#### [주어진 과제]
자료의 첫 줄에서 시작하여 "weight-cell: 812 Kg xyxy=(574,358,844,392)"라는 내용이 있는 줄에서 끝나는 부분을 '번호'와 '내용' 두 열의 마크다운 표로 바꾸어 주십시오. 처음과 마지막 줄을 모두 포함하고 빈 줄은 빼 주십시오.
--------
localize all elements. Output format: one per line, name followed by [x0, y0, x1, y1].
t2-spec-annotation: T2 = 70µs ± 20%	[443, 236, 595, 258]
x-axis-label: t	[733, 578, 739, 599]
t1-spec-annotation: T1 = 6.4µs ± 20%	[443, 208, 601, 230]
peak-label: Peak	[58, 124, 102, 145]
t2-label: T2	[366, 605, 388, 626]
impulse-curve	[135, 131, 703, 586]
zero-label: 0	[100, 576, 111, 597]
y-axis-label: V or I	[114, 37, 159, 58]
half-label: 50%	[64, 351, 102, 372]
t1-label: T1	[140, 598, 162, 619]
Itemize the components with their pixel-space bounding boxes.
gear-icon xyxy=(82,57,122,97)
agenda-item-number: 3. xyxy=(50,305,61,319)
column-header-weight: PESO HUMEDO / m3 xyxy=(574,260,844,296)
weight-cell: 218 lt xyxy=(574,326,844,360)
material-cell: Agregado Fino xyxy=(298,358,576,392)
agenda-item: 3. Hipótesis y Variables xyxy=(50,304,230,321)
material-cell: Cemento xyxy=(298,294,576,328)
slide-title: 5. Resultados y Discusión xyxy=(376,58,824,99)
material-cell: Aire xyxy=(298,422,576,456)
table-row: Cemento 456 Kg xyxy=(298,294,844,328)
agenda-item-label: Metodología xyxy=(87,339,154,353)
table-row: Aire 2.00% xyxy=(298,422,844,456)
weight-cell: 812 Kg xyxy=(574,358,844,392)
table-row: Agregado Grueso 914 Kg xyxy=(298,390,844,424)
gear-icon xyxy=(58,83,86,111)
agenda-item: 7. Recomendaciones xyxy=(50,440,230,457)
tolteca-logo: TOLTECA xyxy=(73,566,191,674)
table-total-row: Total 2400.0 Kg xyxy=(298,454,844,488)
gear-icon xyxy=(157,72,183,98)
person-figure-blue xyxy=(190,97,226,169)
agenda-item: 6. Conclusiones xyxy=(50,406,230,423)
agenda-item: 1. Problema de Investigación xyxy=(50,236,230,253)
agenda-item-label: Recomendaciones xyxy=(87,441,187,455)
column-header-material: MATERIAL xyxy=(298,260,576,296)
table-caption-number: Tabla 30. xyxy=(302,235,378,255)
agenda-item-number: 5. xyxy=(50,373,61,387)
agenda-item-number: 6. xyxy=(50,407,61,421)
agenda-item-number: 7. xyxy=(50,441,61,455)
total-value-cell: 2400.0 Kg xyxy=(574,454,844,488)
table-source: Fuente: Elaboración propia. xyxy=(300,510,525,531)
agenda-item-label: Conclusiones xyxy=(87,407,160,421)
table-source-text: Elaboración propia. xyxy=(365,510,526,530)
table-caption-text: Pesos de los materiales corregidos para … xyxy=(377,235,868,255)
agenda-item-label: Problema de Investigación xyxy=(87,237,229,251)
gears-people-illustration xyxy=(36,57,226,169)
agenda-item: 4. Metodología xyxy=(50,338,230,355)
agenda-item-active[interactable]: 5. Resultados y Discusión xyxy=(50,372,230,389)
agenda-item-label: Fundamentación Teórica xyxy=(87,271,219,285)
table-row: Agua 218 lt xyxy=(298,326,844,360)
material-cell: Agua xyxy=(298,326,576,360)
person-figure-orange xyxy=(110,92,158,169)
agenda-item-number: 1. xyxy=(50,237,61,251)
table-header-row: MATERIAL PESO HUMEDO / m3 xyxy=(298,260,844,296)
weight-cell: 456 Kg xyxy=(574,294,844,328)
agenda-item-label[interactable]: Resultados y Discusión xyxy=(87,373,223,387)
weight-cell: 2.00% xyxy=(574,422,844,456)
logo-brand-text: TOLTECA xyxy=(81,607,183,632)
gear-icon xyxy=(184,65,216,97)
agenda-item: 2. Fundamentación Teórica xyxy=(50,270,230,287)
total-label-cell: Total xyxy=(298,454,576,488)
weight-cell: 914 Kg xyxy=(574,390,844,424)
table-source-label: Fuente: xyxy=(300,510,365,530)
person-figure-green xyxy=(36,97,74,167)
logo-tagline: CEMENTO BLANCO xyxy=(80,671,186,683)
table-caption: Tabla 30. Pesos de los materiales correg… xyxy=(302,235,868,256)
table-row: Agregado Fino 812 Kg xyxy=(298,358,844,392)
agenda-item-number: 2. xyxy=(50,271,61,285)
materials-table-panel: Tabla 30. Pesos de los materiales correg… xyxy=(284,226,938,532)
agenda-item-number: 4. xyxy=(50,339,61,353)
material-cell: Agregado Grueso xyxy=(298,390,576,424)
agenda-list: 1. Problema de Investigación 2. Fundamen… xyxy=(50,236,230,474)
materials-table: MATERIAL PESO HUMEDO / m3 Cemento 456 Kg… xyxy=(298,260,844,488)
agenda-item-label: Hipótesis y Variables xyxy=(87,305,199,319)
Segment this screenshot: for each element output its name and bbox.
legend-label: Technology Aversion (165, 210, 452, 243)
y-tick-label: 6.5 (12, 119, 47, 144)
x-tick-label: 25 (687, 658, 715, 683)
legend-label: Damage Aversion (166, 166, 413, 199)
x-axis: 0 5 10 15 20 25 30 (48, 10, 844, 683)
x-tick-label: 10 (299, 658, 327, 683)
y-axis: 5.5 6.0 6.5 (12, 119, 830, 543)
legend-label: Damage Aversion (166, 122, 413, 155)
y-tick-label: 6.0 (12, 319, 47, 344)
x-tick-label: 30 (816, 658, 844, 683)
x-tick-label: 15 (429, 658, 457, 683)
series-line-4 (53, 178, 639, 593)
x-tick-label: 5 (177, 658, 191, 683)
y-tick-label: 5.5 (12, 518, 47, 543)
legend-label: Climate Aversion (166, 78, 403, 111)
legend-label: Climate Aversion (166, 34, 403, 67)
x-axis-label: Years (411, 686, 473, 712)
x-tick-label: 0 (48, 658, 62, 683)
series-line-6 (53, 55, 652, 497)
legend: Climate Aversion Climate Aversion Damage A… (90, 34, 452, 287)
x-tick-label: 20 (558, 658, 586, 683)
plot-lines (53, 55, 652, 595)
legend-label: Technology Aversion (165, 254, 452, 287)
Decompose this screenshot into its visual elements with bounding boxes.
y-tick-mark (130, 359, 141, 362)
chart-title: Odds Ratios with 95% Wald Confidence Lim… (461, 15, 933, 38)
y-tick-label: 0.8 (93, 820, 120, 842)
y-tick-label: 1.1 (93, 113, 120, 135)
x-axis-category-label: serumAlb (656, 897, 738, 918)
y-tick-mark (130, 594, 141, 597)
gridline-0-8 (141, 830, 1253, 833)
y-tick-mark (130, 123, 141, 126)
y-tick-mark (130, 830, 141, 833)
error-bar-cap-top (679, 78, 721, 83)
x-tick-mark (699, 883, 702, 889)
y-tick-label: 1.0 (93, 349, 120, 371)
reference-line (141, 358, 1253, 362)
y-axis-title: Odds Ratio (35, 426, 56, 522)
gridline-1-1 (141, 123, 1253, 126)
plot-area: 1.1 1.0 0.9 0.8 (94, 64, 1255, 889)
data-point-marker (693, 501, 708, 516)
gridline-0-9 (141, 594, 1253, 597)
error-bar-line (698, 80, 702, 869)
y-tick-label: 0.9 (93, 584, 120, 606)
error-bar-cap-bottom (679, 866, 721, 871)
--------
#### [답변]
| 번호 | 내용 |
|---|---|
| 1 | localize all elements. Output format: one per line, name followed by [x0, y0, x1, y1]. |
| 2 | t2-spec-annotation: T2 = 70µs ± 20%	[443, 236, 595, 258] |
| 3 | x-axis-label: t	[733, 578, 739, 599] |
| 4 | t1-spec-annotation: T1 = 6.4µs ± 20%	[443, 208, 601, 230] |
| 5 | peak-label: Peak	[58, 124, 102, 145] |
| 6 | t2-label: T2	[366, 605, 388, 626] |
| 7 | impulse-curve	[135, 131, 703, 586] |
| 8 | zero-label: 0	[100, 576, 111, 597] |
| 9 | y-axis-label: V or I	[114, 37, 159, 58] |
| 10 | half-label: 50%	[64, 351, 102, 372] |
| 11 | t1-label: T1	[140, 598, 162, 619] |
| 12 | Itemize the components with their pixel-space bounding boxes. |
| 13 | gear-icon xyxy=(82,57,122,97) |
| 14 | agenda-item-number: 3. xyxy=(50,305,61,319) |
| 15 | column-header-weight: PESO HUMEDO / m3 xyxy=(574,260,844,296) |
| 16 | weight-cell: 218 lt xyxy=(574,326,844,360) |
| 17 | material-cell: Agregado Fino xyxy=(298,358,576,392) |
| 18 | agenda-item: 3. Hipótesis y Variables xyxy=(50,304,230,321) |
| 19 | material-cell: Cemento xyxy=(298,294,576,328) |
| 20 | slide-title: 5. Resultados y Discusión xyxy=(376,58,824,99) |
| 21 | material-cell: Aire xyxy=(298,422,576,456) |
| 22 | table-row: Cemento 456 Kg xyxy=(298,294,844,328) |
| 23 | agenda-item-label: Metodología xyxy=(87,339,154,353) |
| 24 | table-row: Aire 2.00% xyxy=(298,422,844,456) |
| 25 | weight-cell: 812 Kg xyxy=(574,358,844,392) |